■ Directions for this task
Search the data for the string "وزیر" and gather each line it is in.

Dataset records:
>>>

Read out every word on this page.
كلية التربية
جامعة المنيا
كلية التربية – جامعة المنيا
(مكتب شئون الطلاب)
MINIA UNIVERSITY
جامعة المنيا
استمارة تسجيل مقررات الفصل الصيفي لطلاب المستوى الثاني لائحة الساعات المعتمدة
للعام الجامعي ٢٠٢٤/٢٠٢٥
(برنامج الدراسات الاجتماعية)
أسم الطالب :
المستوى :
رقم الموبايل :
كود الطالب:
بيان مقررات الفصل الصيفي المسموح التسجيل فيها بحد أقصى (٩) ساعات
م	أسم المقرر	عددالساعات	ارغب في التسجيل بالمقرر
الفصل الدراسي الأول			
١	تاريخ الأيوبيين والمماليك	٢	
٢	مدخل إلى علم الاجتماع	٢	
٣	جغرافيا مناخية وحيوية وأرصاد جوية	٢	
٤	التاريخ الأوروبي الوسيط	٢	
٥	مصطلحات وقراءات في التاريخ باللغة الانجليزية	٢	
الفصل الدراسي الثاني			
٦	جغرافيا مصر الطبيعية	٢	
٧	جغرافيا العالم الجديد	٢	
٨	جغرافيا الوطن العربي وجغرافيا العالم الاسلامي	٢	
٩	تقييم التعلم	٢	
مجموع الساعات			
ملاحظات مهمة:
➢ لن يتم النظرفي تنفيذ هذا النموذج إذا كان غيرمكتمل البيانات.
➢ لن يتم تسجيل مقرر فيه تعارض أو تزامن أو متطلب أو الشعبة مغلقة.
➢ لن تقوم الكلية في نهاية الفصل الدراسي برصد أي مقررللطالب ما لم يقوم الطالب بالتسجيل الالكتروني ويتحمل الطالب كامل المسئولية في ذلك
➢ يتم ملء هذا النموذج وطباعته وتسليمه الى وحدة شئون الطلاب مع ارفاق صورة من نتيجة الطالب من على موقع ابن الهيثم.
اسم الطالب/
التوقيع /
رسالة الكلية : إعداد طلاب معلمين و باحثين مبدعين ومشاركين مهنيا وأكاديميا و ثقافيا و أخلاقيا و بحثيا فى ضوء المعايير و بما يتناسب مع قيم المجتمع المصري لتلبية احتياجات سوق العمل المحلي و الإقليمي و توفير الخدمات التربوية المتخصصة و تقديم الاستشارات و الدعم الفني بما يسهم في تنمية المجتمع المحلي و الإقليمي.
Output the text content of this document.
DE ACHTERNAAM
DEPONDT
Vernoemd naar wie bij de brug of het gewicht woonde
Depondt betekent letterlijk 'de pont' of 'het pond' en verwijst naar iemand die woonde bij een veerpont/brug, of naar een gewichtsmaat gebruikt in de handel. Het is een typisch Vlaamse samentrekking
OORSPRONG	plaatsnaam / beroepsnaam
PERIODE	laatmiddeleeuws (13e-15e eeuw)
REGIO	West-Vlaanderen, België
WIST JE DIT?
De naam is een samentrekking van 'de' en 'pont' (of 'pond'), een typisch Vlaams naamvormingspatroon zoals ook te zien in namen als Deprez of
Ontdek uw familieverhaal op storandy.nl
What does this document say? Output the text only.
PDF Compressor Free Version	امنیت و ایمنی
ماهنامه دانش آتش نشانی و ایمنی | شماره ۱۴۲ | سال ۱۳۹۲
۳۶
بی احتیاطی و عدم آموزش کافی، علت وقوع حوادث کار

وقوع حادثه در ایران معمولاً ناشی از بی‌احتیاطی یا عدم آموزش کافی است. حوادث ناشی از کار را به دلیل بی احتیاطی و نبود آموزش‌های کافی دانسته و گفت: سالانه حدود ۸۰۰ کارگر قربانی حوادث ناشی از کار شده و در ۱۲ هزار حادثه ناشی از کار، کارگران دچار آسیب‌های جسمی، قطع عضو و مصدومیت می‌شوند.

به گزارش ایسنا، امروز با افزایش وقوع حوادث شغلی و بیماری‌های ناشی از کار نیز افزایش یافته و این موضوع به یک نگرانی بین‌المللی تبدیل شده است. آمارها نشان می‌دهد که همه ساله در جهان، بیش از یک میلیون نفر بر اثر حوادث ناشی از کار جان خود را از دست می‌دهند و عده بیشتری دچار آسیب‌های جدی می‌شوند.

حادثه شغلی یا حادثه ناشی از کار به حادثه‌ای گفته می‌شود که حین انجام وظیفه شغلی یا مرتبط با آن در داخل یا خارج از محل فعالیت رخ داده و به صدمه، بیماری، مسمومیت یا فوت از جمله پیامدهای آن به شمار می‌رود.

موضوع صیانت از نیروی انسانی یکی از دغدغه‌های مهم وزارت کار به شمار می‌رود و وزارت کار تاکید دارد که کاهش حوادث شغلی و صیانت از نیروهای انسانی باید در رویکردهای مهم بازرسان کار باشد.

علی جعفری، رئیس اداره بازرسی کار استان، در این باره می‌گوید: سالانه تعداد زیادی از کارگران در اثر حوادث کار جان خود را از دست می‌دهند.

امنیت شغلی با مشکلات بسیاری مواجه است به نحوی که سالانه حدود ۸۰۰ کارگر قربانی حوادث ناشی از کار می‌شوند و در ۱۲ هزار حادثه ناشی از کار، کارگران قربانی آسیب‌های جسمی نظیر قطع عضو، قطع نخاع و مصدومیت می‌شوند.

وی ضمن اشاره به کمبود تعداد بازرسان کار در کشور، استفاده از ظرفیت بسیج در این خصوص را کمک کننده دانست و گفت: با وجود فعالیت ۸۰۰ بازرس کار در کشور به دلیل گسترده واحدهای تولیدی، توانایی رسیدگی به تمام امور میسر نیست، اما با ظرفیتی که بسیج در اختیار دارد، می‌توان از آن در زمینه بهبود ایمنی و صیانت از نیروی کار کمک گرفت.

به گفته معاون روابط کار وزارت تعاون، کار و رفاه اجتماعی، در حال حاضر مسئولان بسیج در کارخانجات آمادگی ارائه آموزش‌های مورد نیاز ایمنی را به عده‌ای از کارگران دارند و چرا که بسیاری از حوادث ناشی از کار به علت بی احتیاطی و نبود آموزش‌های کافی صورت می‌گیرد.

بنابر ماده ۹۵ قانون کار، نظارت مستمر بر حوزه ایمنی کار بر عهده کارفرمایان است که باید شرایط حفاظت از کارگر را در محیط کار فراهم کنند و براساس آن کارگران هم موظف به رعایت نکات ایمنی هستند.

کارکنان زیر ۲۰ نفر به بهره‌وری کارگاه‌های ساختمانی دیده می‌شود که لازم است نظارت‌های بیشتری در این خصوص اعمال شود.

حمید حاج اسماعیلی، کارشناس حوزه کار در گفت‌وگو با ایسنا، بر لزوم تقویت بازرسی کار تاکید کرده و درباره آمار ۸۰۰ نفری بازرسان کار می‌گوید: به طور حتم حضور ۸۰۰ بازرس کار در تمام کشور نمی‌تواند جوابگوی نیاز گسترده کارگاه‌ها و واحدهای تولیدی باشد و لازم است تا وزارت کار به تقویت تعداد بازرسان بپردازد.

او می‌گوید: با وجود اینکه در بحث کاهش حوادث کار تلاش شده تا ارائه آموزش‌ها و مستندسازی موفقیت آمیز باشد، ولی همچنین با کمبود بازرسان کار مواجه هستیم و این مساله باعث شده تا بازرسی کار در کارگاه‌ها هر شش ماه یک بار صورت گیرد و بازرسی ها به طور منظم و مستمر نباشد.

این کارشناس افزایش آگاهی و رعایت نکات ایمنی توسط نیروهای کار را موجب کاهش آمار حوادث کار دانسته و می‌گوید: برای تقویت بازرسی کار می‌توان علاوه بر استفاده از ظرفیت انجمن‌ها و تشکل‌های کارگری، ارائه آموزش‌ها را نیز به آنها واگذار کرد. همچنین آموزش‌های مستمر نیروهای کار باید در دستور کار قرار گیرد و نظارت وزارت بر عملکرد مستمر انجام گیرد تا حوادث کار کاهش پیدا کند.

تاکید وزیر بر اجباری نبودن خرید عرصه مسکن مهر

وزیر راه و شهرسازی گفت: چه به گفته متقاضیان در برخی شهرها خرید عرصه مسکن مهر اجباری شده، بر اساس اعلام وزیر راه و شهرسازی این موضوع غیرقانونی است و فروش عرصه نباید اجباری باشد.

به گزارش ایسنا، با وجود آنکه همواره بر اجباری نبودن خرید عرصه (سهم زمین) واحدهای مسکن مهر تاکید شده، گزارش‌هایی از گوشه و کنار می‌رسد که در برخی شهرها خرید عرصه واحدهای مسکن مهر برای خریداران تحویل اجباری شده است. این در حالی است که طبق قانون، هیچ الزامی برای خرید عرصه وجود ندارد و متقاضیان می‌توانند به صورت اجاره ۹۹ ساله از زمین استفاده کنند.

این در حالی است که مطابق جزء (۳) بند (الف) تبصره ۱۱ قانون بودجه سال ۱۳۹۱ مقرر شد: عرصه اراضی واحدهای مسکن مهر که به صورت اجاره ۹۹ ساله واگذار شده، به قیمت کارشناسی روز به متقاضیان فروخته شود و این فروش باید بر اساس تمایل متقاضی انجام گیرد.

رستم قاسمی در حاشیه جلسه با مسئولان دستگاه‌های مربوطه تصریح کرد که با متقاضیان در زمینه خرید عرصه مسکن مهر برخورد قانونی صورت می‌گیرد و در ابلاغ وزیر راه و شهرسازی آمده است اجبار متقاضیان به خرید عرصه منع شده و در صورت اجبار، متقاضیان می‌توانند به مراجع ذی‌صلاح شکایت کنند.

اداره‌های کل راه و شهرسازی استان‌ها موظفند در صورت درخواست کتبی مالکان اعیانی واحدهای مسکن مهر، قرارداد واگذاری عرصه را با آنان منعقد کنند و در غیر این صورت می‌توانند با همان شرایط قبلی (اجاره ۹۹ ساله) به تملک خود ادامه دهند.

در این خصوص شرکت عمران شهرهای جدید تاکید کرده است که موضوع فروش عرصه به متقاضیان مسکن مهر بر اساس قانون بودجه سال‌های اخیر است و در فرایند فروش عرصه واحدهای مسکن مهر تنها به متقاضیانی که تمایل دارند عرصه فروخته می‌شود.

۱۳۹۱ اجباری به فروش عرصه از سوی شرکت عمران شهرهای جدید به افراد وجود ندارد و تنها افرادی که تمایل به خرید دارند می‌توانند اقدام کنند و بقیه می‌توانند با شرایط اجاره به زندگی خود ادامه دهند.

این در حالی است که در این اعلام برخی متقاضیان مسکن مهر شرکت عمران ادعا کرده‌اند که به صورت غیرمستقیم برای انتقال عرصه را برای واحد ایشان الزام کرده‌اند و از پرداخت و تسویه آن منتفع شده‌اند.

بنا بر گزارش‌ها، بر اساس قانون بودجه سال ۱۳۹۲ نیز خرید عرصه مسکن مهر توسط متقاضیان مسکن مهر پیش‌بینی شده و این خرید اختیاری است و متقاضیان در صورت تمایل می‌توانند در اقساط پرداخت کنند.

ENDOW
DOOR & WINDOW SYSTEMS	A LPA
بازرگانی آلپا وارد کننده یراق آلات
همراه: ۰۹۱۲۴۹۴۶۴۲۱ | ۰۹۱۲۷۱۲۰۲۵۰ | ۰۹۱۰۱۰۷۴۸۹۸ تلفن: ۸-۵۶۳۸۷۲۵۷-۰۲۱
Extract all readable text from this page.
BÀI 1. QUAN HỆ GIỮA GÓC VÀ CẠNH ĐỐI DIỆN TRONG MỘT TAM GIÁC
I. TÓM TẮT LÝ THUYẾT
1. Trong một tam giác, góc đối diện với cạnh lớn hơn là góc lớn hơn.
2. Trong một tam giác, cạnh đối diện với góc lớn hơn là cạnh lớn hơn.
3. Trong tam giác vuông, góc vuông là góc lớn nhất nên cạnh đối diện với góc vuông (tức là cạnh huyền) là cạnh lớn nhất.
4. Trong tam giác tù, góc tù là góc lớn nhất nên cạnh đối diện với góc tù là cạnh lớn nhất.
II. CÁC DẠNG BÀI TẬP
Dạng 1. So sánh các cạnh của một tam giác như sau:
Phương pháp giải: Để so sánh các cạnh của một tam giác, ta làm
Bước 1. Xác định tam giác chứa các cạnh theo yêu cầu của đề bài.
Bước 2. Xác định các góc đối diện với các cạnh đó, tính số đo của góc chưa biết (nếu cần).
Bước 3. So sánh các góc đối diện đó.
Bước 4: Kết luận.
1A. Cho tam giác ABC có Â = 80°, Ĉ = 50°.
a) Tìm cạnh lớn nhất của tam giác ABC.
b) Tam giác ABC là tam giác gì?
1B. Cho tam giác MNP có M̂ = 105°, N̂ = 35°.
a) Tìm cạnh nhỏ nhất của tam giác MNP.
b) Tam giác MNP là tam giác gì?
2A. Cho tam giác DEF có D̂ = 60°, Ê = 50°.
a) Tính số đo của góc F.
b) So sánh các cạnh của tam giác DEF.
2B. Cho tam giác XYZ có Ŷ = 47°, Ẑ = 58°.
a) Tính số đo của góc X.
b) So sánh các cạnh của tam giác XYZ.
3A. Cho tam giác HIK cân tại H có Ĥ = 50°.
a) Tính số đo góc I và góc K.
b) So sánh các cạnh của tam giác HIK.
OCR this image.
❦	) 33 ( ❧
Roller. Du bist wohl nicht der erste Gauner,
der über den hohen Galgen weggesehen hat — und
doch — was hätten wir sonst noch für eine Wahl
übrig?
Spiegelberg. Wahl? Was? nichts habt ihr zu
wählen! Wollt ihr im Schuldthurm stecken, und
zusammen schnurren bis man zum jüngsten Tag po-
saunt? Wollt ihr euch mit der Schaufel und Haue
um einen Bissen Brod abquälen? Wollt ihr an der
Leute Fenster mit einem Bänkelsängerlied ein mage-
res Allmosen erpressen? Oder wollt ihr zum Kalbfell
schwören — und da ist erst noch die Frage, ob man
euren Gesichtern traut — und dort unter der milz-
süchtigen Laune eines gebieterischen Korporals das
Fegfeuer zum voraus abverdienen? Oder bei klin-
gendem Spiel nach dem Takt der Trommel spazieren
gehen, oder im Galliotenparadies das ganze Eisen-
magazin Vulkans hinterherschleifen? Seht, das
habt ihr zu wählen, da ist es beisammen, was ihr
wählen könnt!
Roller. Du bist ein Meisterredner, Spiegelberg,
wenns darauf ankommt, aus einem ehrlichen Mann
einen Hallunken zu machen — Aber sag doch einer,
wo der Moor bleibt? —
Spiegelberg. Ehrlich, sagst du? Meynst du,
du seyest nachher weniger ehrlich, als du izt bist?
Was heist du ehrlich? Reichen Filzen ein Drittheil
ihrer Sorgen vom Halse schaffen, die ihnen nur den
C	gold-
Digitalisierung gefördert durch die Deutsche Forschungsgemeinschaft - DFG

<<<

■ Exercise answer
تاکید وزیر بر اجباری نبودن خرید عرصه مسکن مهر
وزیر راه و شهرسازی گفت: چه به گفته متقاضیان در برخی شهرها خرید عرصه مسکن مهر اجباری شده، بر اساس اعلام وزیر راه و شهرسازی این موضوع غیرقانونی است و فروش عرصه نباید اجباری باشد.
رستم قاسمی در حاشیه جلسه با مسئولان دستگاه‌های مربوطه تصریح کرد که با متقاضیان در زمینه خرید عرصه مسکن مهر برخورد قانونی صورت می‌گیرد و در ابلاغ وزیر راه و شهرسازی آمده است اجبار متقاضیان به خرید عرصه منع شده و در صورت اجبار، متقاضیان می‌توانند به مراجع ذی‌صلاح شکایت کنند.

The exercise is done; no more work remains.